■ Exercise description ■
Report how many lines contain the word "不符合题意"; answer with the number only.

■ Records shown ■
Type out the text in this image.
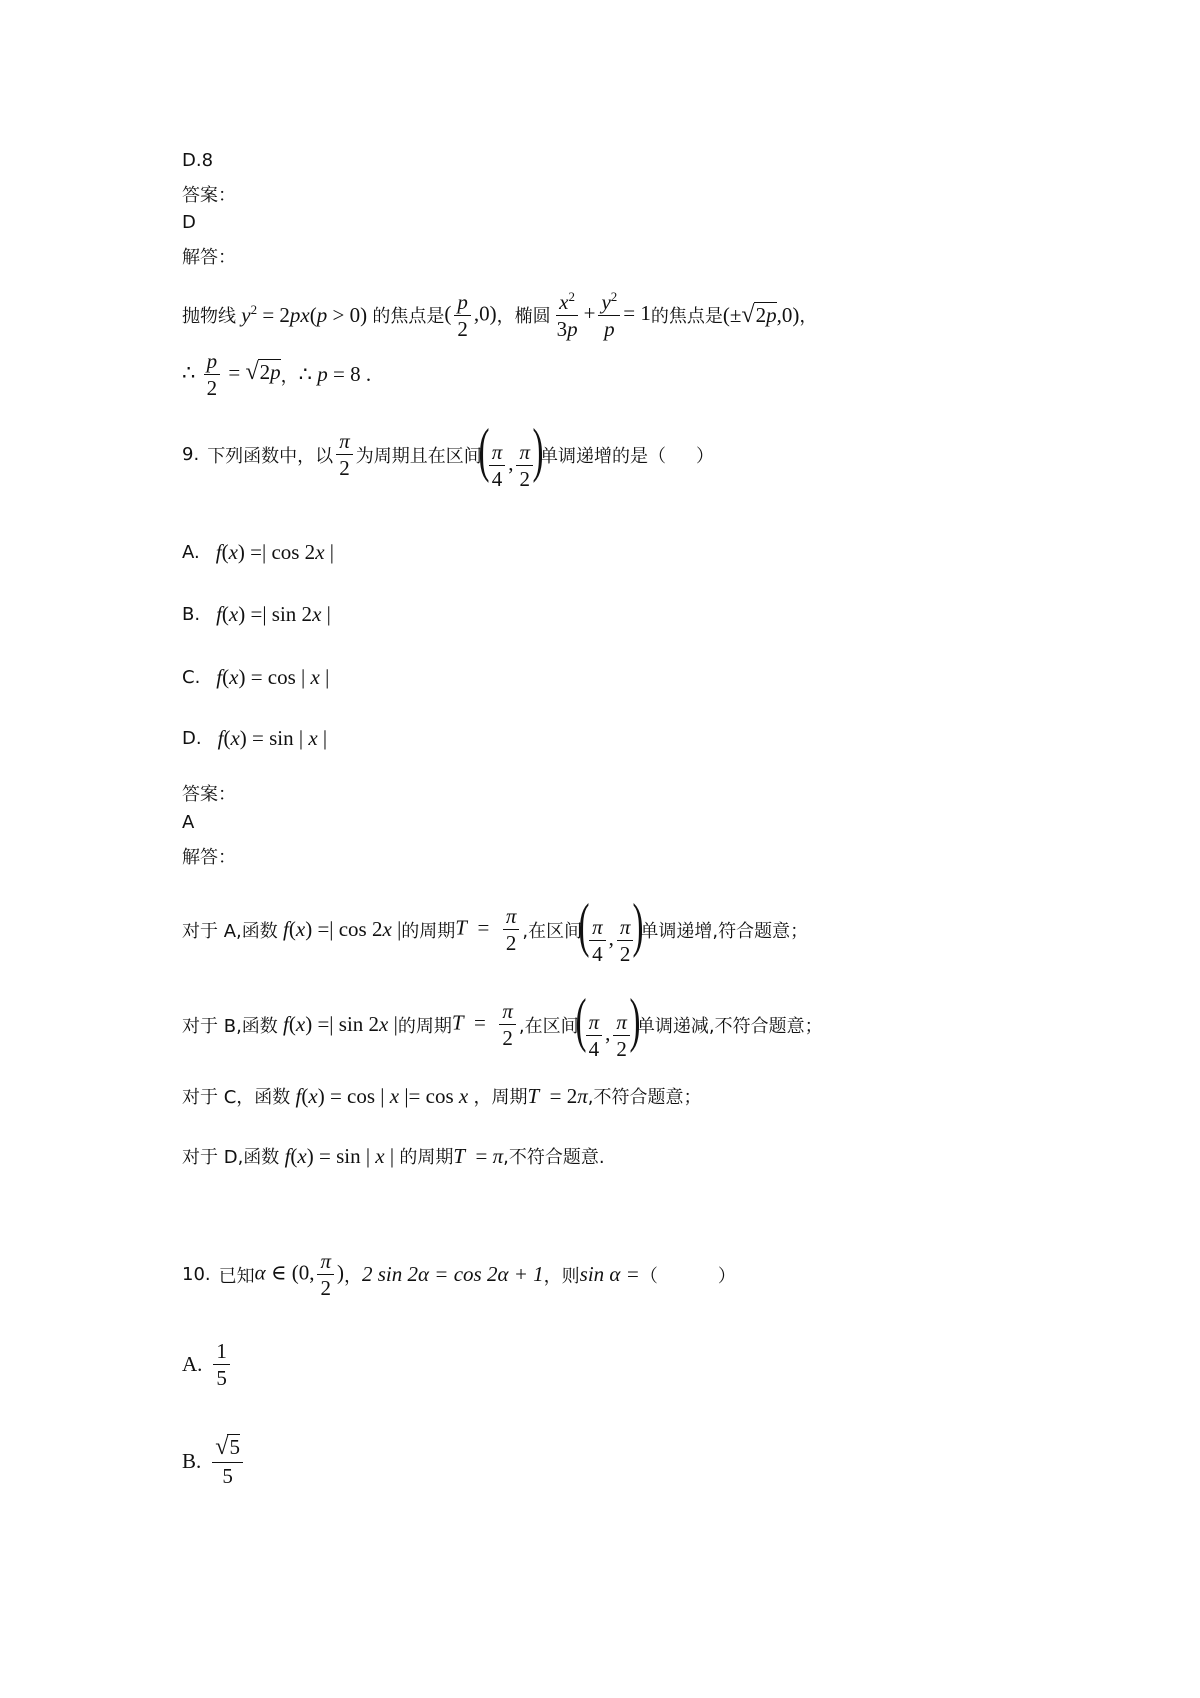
D.8
答案：
D
解答：
抛物线 $y^2 = 2px(p > 0)$ 的焦点是 ( $\frac{p}{2} ,0$) ，椭圆 $\frac{x^2}{3p} + \frac{y^2}{p} = 1$ 的焦点是 (±√2p,0) ，
∴ $\frac{p}{2} = √2p$ ， ∴ p = 8 .
9. 下列函数中，以 $\frac{\pi}{2}$ 为周期且在区间
( $\frac{\pi}{4}$ , $\frac{\pi}{2}$ )
单调递增的是（ ）
A. f(x) =| cos 2x |
B. f(x) =| sin 2x |
C. f(x) = cos | x |
D. f(x) = sin | x |
答案：
A
解答：
对于 A,函数 f(x) =| cos 2x | 的周期 $T = \frac{\pi}{2}$ ,在区间
( $\frac{\pi}{4}$ , $\frac{\pi}{2}$ )
单调递增,符合题意；
对于 B,函数 f(x) =| sin 2x | 的周期 $T = \frac{\pi}{2}$ ,在区间
( $\frac{\pi}{4}$ , $\frac{\pi}{2}$ )
单调递减,不符合题意；
对于 C，函数 f(x) = cos | x |= cos x ，周期 T = 2π ,不符合题意；
对于 D,函数 f(x) = sin | x | 的周期 T = π ,不符合题意.
10. 已知 α ∈ (0, $\frac{\pi}{2}$ ) ， 2 sin 2α = cos 2α + 1 ，则 sin α = （	）
A. $\frac{1}{5}$
B. $\frac{√5}{5}$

■ Finished answer ■
3